### FRAGMENTO PARA LEER ###

2) La distribución, o sea cómo circulan las películas una vez finalizadas. La organización de las distribuidoras a nivel nacional e internacional, su relación con el Estado, los aspectos legales, económicos. El tema es especialmente importante en el periodo elegido por mí, la llamada “edad de oro”, que yo sitúo entre 1931 y 1954[4] porque entonces se abrieron los mercados de América Latina, España y el sur de Estados Unidos, además de iniciarse el llamado “cine de calidad” para los festivales cinematográficos, que empezaron a tener importancia como avales de la calidad fílmica en todo el mundo, garantizando el acceso a mercados mundiales.

###

▶ **QUÉ SE PIDE**: Repite sin cambios, por favor, el pasaje del fragmento sobre la distribución cinematográfica que empieza con las palabras que contienen "2) La distribución, o" y termina con "a mercados mundiales.". El listado procede de otra fuente distinta.

### REGISTROS DE DATOS ###

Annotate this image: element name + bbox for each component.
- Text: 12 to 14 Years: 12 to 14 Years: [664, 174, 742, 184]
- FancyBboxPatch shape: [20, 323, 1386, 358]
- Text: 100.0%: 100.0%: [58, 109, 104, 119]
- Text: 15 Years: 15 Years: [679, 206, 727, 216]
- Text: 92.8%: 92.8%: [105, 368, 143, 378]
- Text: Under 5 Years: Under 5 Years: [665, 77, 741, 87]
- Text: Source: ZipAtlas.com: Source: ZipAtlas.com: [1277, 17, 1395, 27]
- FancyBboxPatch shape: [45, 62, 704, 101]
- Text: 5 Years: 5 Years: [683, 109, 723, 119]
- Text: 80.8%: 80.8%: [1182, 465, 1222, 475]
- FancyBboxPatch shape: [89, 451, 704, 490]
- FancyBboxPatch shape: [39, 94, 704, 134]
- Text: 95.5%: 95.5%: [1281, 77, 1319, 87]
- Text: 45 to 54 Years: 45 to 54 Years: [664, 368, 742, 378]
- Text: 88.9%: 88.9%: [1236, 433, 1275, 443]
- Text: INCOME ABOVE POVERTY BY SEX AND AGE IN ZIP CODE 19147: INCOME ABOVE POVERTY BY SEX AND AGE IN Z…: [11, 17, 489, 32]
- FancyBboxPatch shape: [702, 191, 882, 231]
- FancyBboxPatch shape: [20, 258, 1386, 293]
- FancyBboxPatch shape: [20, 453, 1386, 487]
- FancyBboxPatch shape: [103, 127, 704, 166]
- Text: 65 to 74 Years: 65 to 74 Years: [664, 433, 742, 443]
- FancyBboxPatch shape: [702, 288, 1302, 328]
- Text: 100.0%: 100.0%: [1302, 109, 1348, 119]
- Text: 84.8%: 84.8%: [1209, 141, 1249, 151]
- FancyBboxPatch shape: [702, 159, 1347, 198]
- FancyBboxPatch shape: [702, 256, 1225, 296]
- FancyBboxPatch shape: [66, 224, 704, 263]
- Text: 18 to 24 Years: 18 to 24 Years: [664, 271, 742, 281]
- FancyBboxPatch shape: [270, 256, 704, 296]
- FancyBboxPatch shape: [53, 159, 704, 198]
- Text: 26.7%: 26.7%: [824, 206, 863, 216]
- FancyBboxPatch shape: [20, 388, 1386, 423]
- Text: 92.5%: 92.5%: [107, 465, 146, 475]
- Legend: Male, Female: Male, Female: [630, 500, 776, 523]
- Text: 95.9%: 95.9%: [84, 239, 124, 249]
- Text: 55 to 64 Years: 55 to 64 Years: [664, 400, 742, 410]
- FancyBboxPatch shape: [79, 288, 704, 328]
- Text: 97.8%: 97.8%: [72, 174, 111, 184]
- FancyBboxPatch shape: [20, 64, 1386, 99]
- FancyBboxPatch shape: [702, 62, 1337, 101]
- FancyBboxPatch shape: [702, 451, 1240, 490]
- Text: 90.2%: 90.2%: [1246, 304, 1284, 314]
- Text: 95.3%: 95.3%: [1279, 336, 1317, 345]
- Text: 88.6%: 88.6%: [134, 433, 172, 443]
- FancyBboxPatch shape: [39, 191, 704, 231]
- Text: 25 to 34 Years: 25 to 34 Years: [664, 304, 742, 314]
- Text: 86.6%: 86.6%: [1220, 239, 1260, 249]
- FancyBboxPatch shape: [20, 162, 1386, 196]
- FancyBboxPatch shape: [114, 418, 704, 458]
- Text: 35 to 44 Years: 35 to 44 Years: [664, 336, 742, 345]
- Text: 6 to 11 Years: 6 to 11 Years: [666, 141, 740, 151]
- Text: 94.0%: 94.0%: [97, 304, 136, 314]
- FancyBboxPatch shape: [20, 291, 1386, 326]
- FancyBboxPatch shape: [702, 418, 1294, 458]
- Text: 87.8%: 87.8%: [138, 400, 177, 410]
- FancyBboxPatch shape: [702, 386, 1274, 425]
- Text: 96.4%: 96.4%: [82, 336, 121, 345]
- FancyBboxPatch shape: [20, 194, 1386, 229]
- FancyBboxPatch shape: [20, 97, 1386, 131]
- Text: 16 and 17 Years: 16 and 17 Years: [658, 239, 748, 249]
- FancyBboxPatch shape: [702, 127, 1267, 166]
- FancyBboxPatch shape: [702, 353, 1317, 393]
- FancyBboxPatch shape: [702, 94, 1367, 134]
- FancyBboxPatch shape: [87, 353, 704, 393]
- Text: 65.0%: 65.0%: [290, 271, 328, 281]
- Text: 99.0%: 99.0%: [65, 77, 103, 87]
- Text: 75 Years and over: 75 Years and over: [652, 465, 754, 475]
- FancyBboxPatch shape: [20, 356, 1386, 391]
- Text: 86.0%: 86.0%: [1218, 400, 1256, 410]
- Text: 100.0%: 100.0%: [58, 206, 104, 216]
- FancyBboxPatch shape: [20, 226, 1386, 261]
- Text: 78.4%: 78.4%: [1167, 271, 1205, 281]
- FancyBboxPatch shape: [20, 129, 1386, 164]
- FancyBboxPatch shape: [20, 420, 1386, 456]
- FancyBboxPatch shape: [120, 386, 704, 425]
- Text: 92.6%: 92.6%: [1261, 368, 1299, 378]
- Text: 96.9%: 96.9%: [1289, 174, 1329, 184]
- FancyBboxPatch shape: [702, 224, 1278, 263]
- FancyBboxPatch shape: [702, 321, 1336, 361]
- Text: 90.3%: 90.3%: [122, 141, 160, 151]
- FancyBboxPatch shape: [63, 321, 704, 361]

###
### REGISTROS DE DATOS ###

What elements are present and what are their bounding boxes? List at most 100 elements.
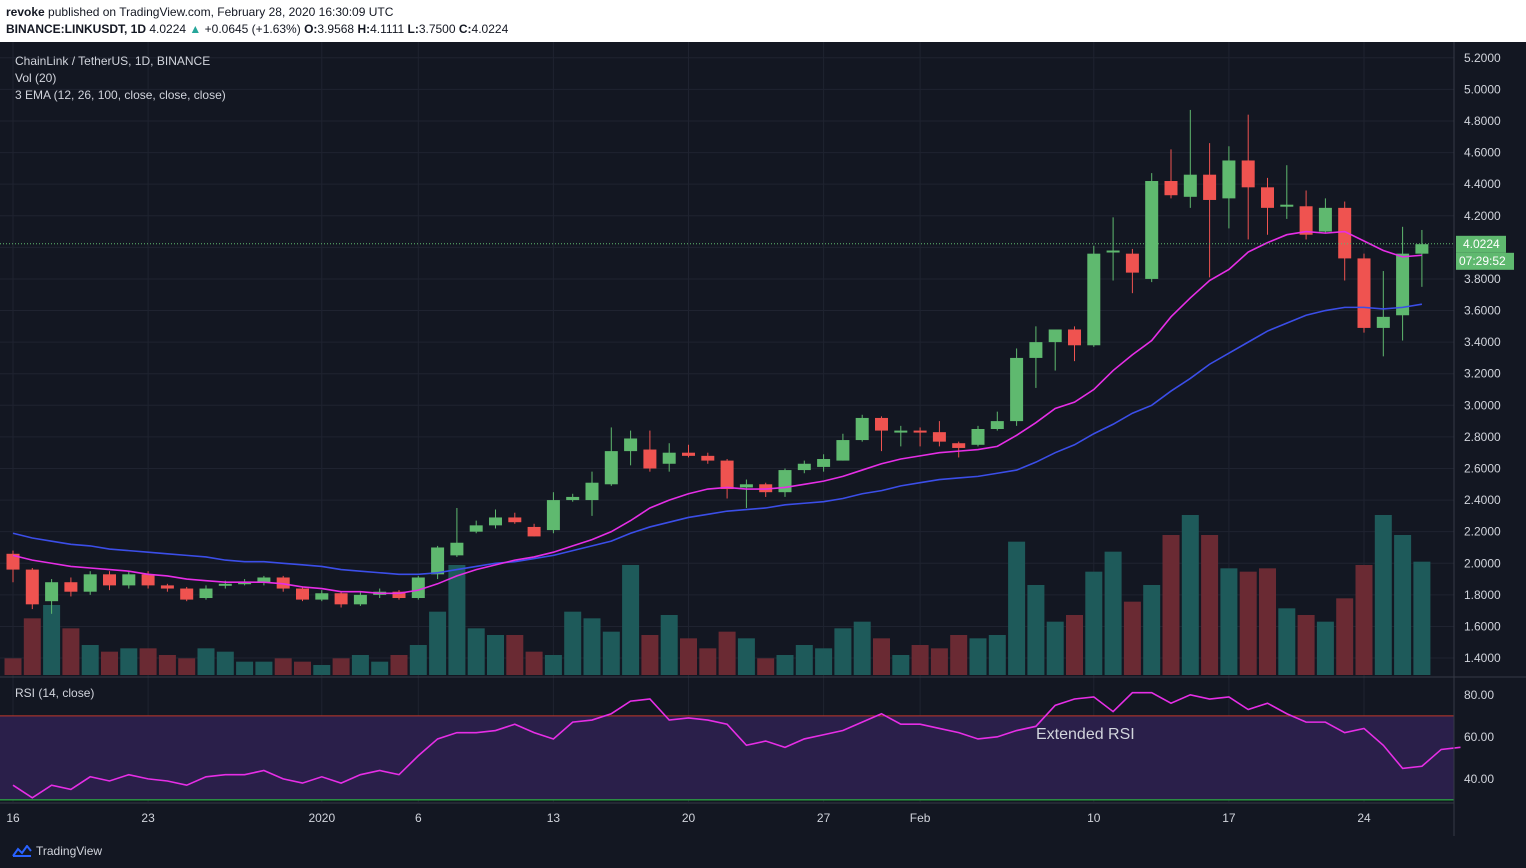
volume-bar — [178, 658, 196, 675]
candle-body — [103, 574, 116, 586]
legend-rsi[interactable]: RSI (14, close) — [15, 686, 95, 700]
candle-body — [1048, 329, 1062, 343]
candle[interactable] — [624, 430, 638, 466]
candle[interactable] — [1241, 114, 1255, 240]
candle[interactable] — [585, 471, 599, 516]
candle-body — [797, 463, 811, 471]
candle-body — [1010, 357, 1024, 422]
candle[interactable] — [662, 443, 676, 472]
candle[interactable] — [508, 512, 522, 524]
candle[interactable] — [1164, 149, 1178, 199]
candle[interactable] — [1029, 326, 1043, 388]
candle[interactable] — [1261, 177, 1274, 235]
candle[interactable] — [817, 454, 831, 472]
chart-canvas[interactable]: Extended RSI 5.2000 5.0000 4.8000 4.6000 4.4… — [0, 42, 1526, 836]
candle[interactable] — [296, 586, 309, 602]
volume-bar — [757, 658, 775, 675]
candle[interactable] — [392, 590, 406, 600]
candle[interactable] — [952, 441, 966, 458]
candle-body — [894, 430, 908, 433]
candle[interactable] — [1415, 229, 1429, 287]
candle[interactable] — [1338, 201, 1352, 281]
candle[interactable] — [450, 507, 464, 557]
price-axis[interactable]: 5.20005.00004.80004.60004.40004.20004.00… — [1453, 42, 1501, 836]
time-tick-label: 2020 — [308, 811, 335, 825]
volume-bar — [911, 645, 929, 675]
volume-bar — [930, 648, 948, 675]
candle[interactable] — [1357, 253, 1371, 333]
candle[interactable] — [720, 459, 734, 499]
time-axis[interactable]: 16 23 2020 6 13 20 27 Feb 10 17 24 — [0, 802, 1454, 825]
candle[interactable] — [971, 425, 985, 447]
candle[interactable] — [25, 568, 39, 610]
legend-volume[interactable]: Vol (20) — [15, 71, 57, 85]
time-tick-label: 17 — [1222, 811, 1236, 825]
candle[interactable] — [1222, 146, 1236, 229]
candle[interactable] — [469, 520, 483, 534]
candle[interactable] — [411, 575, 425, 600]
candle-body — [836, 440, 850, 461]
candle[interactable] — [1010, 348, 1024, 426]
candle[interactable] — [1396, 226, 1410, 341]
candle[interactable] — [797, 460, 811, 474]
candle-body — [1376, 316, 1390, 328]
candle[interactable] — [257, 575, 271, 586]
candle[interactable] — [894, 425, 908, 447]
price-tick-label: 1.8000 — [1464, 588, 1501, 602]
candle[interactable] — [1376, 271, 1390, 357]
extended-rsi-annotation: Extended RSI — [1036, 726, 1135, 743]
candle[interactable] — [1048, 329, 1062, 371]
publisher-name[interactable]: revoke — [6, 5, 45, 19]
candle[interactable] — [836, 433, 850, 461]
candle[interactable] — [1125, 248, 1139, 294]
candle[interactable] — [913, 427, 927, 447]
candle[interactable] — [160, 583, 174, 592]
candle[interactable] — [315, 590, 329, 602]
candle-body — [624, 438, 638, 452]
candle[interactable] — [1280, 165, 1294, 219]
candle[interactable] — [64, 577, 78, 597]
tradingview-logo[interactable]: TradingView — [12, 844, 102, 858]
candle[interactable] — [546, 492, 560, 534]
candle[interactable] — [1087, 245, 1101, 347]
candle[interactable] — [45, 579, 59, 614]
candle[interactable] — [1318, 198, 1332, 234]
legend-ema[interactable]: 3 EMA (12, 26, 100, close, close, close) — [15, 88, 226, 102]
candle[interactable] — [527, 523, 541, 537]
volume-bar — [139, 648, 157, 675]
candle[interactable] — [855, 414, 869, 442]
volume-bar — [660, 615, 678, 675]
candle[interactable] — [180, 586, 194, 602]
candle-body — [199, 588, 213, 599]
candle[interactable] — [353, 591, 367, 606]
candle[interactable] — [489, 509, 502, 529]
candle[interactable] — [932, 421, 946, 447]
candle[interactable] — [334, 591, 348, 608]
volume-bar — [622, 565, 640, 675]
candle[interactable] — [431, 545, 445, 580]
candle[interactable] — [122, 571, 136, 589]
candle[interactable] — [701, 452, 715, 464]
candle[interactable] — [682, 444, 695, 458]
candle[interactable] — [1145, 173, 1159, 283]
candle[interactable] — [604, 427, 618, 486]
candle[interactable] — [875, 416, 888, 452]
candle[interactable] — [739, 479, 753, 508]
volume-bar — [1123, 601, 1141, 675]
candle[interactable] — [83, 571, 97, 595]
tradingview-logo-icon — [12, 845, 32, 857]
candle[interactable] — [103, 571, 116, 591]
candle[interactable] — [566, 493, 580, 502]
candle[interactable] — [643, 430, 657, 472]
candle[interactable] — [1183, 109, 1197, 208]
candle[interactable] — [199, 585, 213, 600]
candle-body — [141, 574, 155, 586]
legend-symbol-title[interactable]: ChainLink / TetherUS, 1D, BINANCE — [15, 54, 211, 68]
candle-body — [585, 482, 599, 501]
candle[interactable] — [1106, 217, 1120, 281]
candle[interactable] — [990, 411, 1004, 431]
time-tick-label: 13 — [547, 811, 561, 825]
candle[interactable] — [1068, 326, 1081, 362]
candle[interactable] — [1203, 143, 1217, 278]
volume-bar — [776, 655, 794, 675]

###

▶ **SOLUCIÓN DEL EJERCICIO**:
2) La distribución, o sea cómo circulan las películas una vez finalizadas. La organización de las distribuidoras a nivel nacional e internacional, su relación con el Estado, los aspectos legales, económicos. El tema es especialmente importante en el periodo elegido por mí, la llamada “edad de oro”, que yo sitúo entre 1931 y 1954[4] porque entonces se abrieron los mercados de América Latina, España y el sur de Estados Unidos, además de iniciarse el llamado “cine de calidad” para los festivales cinematográficos, que empezaron a tener importancia como avales de la calidad fílmica en todo el mundo, garantizando el acceso a mercados mundiales.